• DIRECTIONS: In the records below, find each line containing the word "true" and copy it.

• SUPPLIED DATA:

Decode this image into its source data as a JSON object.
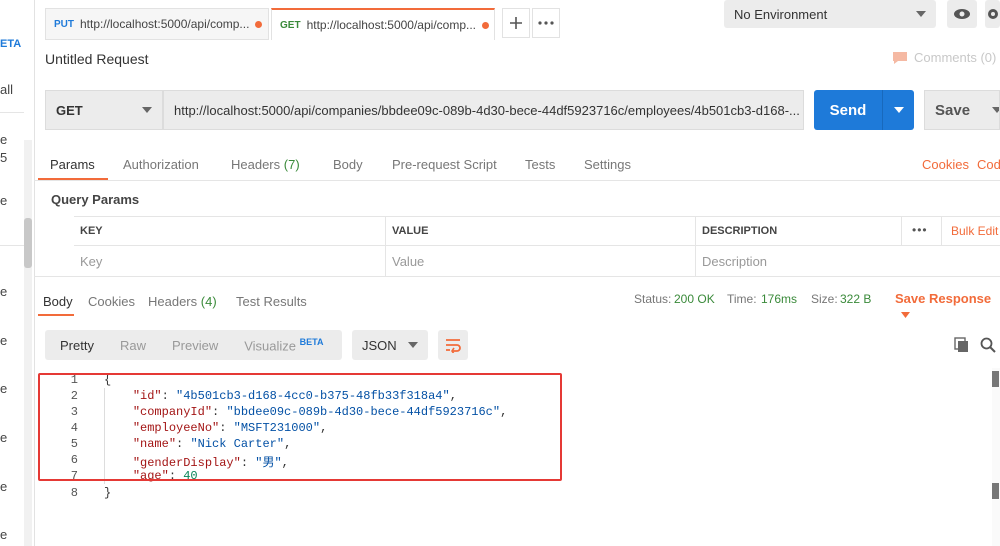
{
  "sidebar": {
    "fragments": [
      "ETA",
      "all",
      "e",
      "5",
      "e",
      "e",
      "e",
      "e",
      "e",
      "e",
      "e"
    ]
  },
  "tabs": [
    {
      "method": "PUT",
      "url": "http://localhost:5000/api/comp..."
    },
    {
      "method": "GET",
      "url": "http://localhost:5000/api/comp..."
    }
  ],
  "environment": {
    "selected": "No Environment"
  },
  "request": {
    "title": "Untitled Request",
    "comments": "Comments (0)",
    "method": "GET",
    "url": "http://localhost:5000/api/companies/bbdee09c-089b-4d30-bece-44df5923716c/employees/4b501cb3-d168-...",
    "send_label": "Send",
    "save_label": "Save",
    "tabs": {
      "params": "Params",
      "authorization": "Authorization",
      "headers": "Headers",
      "headers_count": "(7)",
      "body": "Body",
      "prerequest": "Pre-request Script",
      "tests": "Tests",
      "settings": "Settings",
      "cookies": "Cookies",
      "code": "Code"
    },
    "query_params": {
      "title": "Query Params",
      "columns": {
        "key": "KEY",
        "value": "VALUE",
        "description": "DESCRIPTION"
      },
      "placeholders": {
        "key": "Key",
        "value": "Value",
        "description": "Description"
      },
      "more": "•••",
      "bulk_edit": "Bulk Edit"
    }
  },
  "response": {
    "tabs": {
      "body": "Body",
      "cookies": "Cookies",
      "headers": "Headers",
      "headers_count": "(4)",
      "test_results": "Test Results"
    },
    "status_label": "Status:",
    "status_value": "200 OK",
    "time_label": "Time:",
    "time_value": "176ms",
    "size_label": "Size:",
    "size_value": "322 B",
    "save_response": "Save Response",
    "formats": {
      "pretty": "Pretty",
      "raw": "Raw",
      "preview": "Preview",
      "visualize": "Visualize",
      "beta": "BETA"
    },
    "language": "JSON",
    "body_lines": {
      "l1": "{",
      "l2_key": "\"id\"",
      "l2_val": "\"4b501cb3-d168-4cc0-b375-48fb33f318a4\"",
      "l3_key": "\"companyId\"",
      "l3_val": "\"bbdee09c-089b-4d30-bece-44df5923716c\"",
      "l4_key": "\"employeeNo\"",
      "l4_val": "\"MSFT231000\"",
      "l5_key": "\"name\"",
      "l5_val": "\"Nick Carter\"",
      "l6_key": "\"genderDisplay\"",
      "l6_val": "\"男\"",
      "l7_key": "\"age\"",
      "l7_val": "40",
      "l8": "}"
    },
    "line_numbers": [
      "1",
      "2",
      "3",
      "4",
      "5",
      "6",
      "7",
      "8"
    ]
  },
  "colors": {
    "accent": "#f26b3a",
    "send": "#1e7ad9",
    "highlight": "#e53935"
  }
}
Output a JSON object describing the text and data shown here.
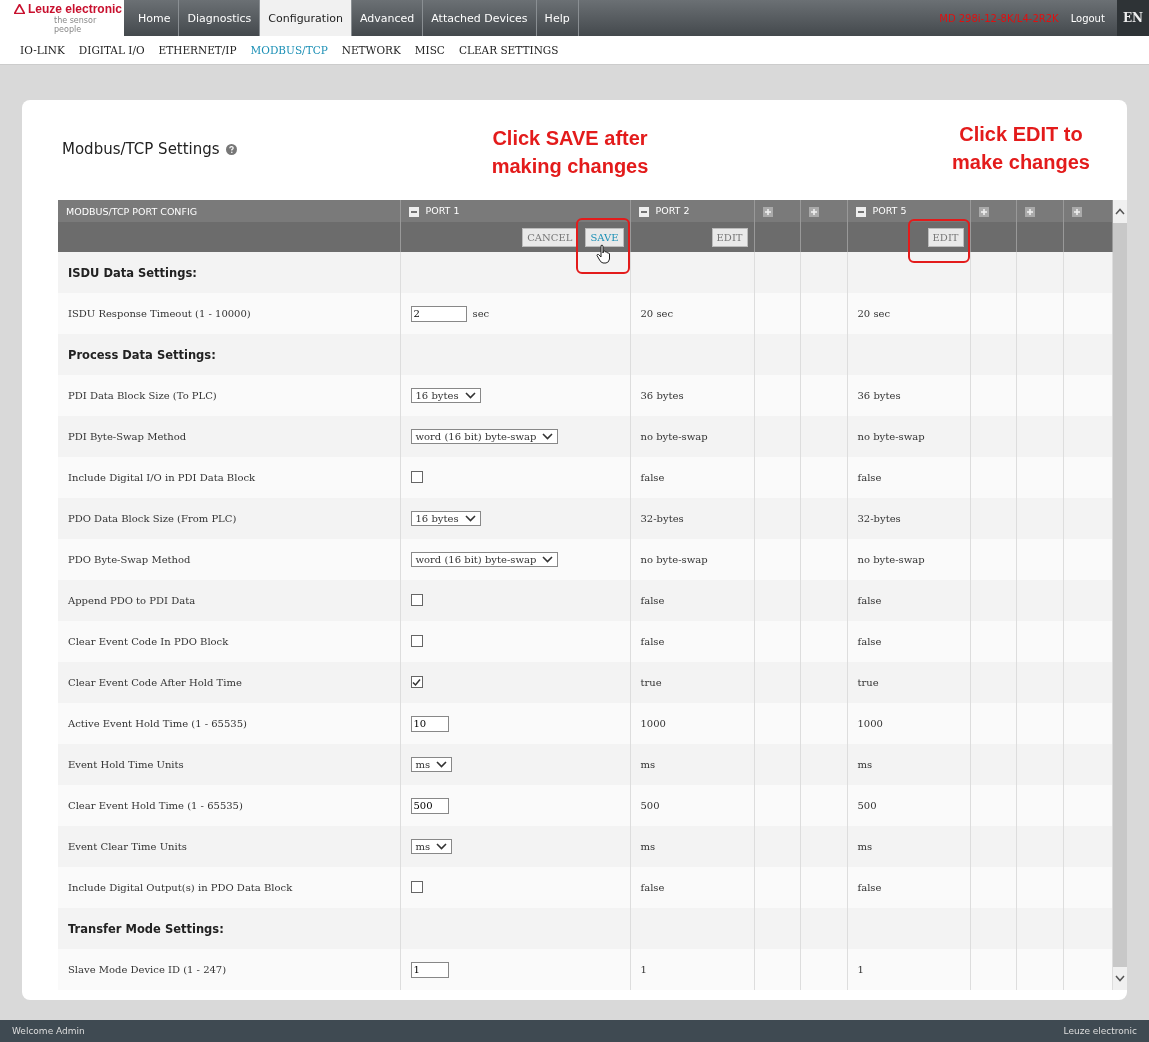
{
  "header": {
    "logo": {
      "brand": "Leuze electronic",
      "tagline": "the sensor people"
    },
    "tabs": [
      {
        "label": "Home",
        "selected": false
      },
      {
        "label": "Diagnostics",
        "selected": false
      },
      {
        "label": "Configuration",
        "selected": true
      },
      {
        "label": "Advanced",
        "selected": false
      },
      {
        "label": "Attached Devices",
        "selected": false
      },
      {
        "label": "Help",
        "selected": false
      }
    ],
    "device_model": "MD 298i-12-8K/L4-2R2K",
    "logout": "Logout",
    "language": "EN"
  },
  "subnav": [
    {
      "label": "IO-LINK",
      "selected": false
    },
    {
      "label": "DIGITAL I/O",
      "selected": false
    },
    {
      "label": "ETHERNET/IP",
      "selected": false
    },
    {
      "label": "MODBUS/TCP",
      "selected": true
    },
    {
      "label": "NETWORK",
      "selected": false
    },
    {
      "label": "MISC",
      "selected": false
    },
    {
      "label": "CLEAR SETTINGS",
      "selected": false
    }
  ],
  "page": {
    "title": "Modbus/TCP Settings",
    "annotations": [
      {
        "text": "Click SAVE after making changes"
      },
      {
        "text": "Click EDIT to make changes"
      }
    ]
  },
  "table": {
    "columns": [
      {
        "kind": "label",
        "label": "MODBUS/TCP PORT CONFIG"
      },
      {
        "kind": "port",
        "label": "PORT 1",
        "expanded": true,
        "buttons": [
          {
            "kind": "cancel",
            "label": "CANCEL"
          },
          {
            "kind": "save",
            "label": "SAVE"
          }
        ]
      },
      {
        "kind": "port",
        "label": "PORT 2",
        "expanded": true,
        "buttons": [
          {
            "kind": "edit",
            "label": "EDIT"
          }
        ]
      },
      {
        "kind": "port",
        "expanded": false
      },
      {
        "kind": "port",
        "expanded": false
      },
      {
        "kind": "port",
        "label": "PORT 5",
        "expanded": true,
        "buttons": [
          {
            "kind": "edit",
            "label": "EDIT"
          }
        ]
      },
      {
        "kind": "port",
        "expanded": false
      },
      {
        "kind": "port",
        "expanded": false
      },
      {
        "kind": "port",
        "expanded": false
      }
    ],
    "rows": [
      {
        "kind": "section",
        "label": "ISDU Data Settings:"
      },
      {
        "kind": "setting",
        "label": "ISDU Response Timeout (1 - 10000)",
        "cells": [
          {
            "kind": "input",
            "value": "2",
            "suffix": "sec"
          },
          "20 sec",
          "20 sec"
        ]
      },
      {
        "kind": "section",
        "label": "Process Data Settings:"
      },
      {
        "kind": "setting",
        "label": "PDI Data Block Size (To PLC)",
        "cells": [
          {
            "kind": "select",
            "value": "16 bytes"
          },
          "36 bytes",
          "36 bytes"
        ]
      },
      {
        "kind": "setting",
        "label": "PDI Byte-Swap Method",
        "cells": [
          {
            "kind": "select",
            "value": "word (16 bit) byte-swap"
          },
          "no byte-swap",
          "no byte-swap"
        ]
      },
      {
        "kind": "setting",
        "label": "Include Digital I/O in PDI Data Block",
        "cells": [
          {
            "kind": "checkbox",
            "checked": false
          },
          "false",
          "false"
        ]
      },
      {
        "kind": "setting",
        "label": "PDO Data Block Size (From PLC)",
        "cells": [
          {
            "kind": "select",
            "value": "16 bytes"
          },
          "32-bytes",
          "32-bytes"
        ]
      },
      {
        "kind": "setting",
        "label": "PDO Byte-Swap Method",
        "cells": [
          {
            "kind": "select",
            "value": "word (16 bit) byte-swap"
          },
          "no byte-swap",
          "no byte-swap"
        ]
      },
      {
        "kind": "setting",
        "label": "Append PDO to PDI Data",
        "cells": [
          {
            "kind": "checkbox",
            "checked": false
          },
          "false",
          "false"
        ]
      },
      {
        "kind": "setting",
        "label": "Clear Event Code In PDO Block",
        "cells": [
          {
            "kind": "checkbox",
            "checked": false
          },
          "false",
          "false"
        ]
      },
      {
        "kind": "setting",
        "label": "Clear Event Code After Hold Time",
        "cells": [
          {
            "kind": "checkbox",
            "checked": true
          },
          "true",
          "true"
        ]
      },
      {
        "kind": "setting",
        "label": "Active Event Hold Time (1 - 65535)",
        "cells": [
          {
            "kind": "input",
            "value": "10"
          },
          "1000",
          "1000"
        ]
      },
      {
        "kind": "setting",
        "label": "Event Hold Time Units",
        "cells": [
          {
            "kind": "select",
            "value": "ms"
          },
          "ms",
          "ms"
        ]
      },
      {
        "kind": "setting",
        "label": "Clear Event Hold Time (1 - 65535)",
        "cells": [
          {
            "kind": "input",
            "value": "500"
          },
          "500",
          "500"
        ]
      },
      {
        "kind": "setting",
        "label": "Event Clear Time Units",
        "cells": [
          {
            "kind": "select",
            "value": "ms"
          },
          "ms",
          "ms"
        ]
      },
      {
        "kind": "setting",
        "label": "Include Digital Output(s) in PDO Data Block",
        "cells": [
          {
            "kind": "checkbox",
            "checked": false
          },
          "false",
          "false"
        ]
      },
      {
        "kind": "section",
        "label": "Transfer Mode Settings:"
      },
      {
        "kind": "setting",
        "label": "Slave Mode Device ID (1 - 247)",
        "cells": [
          {
            "kind": "input",
            "value": "1"
          },
          "1",
          "1"
        ]
      }
    ]
  },
  "footer": {
    "welcome": "Welcome Admin",
    "brand": "Leuze electronic"
  }
}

• WRITTEN RESPONSE:
        "selected": true
      "selected": true
        "expanded": true,
        "expanded": true,
        "expanded": true,
            "checked": true
          "true",
          "true"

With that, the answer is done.